[WORK INSTRUCTIONS]
Pull out every line below that holds the word "type".

[LISTING]
• • • • • • •
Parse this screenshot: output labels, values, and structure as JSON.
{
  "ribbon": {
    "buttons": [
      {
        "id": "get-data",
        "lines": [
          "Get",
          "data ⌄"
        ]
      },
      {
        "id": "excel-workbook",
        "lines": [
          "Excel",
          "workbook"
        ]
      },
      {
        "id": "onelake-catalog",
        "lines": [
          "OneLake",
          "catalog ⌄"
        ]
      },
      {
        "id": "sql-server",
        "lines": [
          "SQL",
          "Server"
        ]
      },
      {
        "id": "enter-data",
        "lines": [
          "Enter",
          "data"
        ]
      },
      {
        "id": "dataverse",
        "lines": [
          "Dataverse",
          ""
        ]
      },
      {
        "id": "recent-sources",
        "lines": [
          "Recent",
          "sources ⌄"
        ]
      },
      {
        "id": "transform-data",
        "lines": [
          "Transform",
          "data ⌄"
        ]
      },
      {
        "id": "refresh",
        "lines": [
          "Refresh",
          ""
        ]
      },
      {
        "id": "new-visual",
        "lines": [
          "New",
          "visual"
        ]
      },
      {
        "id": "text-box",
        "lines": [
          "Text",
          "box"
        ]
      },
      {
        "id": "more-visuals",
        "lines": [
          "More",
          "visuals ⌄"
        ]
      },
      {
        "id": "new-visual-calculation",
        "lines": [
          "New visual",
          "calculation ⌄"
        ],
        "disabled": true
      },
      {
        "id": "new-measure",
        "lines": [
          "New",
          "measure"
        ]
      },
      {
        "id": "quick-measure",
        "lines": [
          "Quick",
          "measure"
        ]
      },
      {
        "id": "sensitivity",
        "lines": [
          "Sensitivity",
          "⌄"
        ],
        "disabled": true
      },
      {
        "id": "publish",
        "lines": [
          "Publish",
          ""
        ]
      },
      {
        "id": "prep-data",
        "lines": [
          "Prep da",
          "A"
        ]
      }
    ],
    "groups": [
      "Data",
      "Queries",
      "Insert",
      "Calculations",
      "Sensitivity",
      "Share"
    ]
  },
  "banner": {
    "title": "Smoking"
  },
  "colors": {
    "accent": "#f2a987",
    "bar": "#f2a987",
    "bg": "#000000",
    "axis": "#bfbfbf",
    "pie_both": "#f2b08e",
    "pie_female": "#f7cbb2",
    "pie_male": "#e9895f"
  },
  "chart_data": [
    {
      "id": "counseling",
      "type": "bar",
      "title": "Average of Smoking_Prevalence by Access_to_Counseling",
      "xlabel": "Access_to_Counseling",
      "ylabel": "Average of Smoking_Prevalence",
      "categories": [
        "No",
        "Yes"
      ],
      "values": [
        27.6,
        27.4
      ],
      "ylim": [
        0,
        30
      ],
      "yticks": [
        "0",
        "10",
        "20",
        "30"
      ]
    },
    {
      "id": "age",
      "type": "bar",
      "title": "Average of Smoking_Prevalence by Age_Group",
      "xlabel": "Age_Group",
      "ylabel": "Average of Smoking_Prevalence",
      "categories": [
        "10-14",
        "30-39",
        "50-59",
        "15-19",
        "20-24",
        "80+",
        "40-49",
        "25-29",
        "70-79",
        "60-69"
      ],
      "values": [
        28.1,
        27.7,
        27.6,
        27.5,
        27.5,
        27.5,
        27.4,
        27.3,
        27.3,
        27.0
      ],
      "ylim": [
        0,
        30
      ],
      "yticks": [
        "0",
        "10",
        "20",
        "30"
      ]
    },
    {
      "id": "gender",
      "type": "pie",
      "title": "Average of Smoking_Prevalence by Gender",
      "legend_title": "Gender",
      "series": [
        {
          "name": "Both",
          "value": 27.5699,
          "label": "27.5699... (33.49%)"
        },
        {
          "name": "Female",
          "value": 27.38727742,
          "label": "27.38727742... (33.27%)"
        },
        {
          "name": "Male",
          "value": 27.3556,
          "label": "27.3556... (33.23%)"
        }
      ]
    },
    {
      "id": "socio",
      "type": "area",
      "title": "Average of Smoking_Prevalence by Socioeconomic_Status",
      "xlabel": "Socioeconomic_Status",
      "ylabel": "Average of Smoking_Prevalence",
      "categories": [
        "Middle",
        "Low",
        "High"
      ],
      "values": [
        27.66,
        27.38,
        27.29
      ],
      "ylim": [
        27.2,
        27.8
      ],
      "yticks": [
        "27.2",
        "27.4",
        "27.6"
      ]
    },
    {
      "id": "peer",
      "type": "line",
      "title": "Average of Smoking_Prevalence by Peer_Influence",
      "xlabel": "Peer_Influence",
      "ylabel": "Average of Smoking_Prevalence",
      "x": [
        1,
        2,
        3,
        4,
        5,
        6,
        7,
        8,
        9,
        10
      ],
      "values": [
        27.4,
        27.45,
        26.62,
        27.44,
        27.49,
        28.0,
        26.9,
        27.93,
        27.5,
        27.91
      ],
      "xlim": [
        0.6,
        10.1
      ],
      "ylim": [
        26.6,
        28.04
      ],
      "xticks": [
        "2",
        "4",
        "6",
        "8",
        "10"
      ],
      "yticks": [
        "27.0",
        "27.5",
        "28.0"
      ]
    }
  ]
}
• • • • • • •
[FULL RESPONSE]
      "type": "bar",
      "type": "bar",
      "type": "pie",
      "type": "area",
      "type": "line",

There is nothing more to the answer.